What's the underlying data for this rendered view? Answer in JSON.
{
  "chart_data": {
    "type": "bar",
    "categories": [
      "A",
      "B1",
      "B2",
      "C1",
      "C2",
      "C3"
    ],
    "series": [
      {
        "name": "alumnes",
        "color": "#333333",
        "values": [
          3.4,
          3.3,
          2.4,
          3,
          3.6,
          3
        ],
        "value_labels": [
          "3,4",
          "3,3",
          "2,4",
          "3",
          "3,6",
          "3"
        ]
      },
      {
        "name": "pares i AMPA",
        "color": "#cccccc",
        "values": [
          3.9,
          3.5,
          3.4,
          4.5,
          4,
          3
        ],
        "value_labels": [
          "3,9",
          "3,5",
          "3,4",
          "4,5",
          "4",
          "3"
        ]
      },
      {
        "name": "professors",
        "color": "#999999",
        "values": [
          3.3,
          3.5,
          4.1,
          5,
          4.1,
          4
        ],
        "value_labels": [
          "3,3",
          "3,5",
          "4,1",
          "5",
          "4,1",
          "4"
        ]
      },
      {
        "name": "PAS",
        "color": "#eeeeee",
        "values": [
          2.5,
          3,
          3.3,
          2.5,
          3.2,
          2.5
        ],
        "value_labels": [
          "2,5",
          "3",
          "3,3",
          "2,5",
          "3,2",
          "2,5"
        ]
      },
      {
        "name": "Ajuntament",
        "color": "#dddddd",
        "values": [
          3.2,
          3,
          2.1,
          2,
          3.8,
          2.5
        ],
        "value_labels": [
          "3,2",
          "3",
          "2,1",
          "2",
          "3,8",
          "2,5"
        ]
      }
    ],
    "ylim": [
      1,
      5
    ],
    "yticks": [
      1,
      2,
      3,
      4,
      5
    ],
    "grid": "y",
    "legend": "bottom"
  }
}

▶ Do this
Write out every line of the material again, exactly as it reads.

▶ Output of the task
What's the underlying data for this rendered view? Answer in JSON.
{
  "chart_data": {
    "type": "bar",
    "categories": [
      "A",
      "B1",
      "B2",
      "C1",
      "C2",
      "C3"
    ],
    "series": [
      {
        "name": "alumnes",
        "color": "#333333",
        "values": [
          3.4,
          3.3,
          2.4,
          3,
          3.6,
          3
        ],
        "value_labels": [
          "3,4",
          "3,3",
          "2,4",
          "3",
          "3,6",
          "3"
        ]
      },
      {
        "name": "pares i AMPA",
        "color": "#cccccc",
        "values": [
          3.9,
          3.5,
          3.4,
          4.5,
          4,
          3
        ],
        "value_labels": [
          "3,9",
          "3,5",
          "3,4",
          "4,5",
          "4",
          "3"
        ]
      },
      {
        "name": "professors",
        "color": "#999999",
        "values": [
          3.3,
          3.5,
          4.1,
          5,
          4.1,
          4
        ],
        "value_labels": [
          "3,3",
          "3,5",
          "4,1",
          "5",
          "4,1",
          "4"
        ]
      },
      {
        "name": "PAS",
        "color": "#eeeeee",
        "values": [
          2.5,
          3,
          3.3,
          2.5,
          3.2,
          2.5
        ],
        "value_labels": [
          "2,5",
          "3",
          "3,3",
          "2,5",
          "3,2",
          "2,5"
        ]
      },
      {
        "name": "Ajuntament",
        "color": "#dddddd",
        "values": [
          3.2,
          3,
          2.1,
          2,
          3.8,
          2.5
        ],
        "value_labels": [
          "3,2",
          "3",
          "2,1",
          "2",
          "3,8",
          "2,5"
        ]
      }
    ],
    "ylim": [
      1,
      5
    ],
    "yticks": [
      1,
      2,
      3,
      4,
      5
    ],
    "grid": "y",
    "legend": "bottom"
  }
}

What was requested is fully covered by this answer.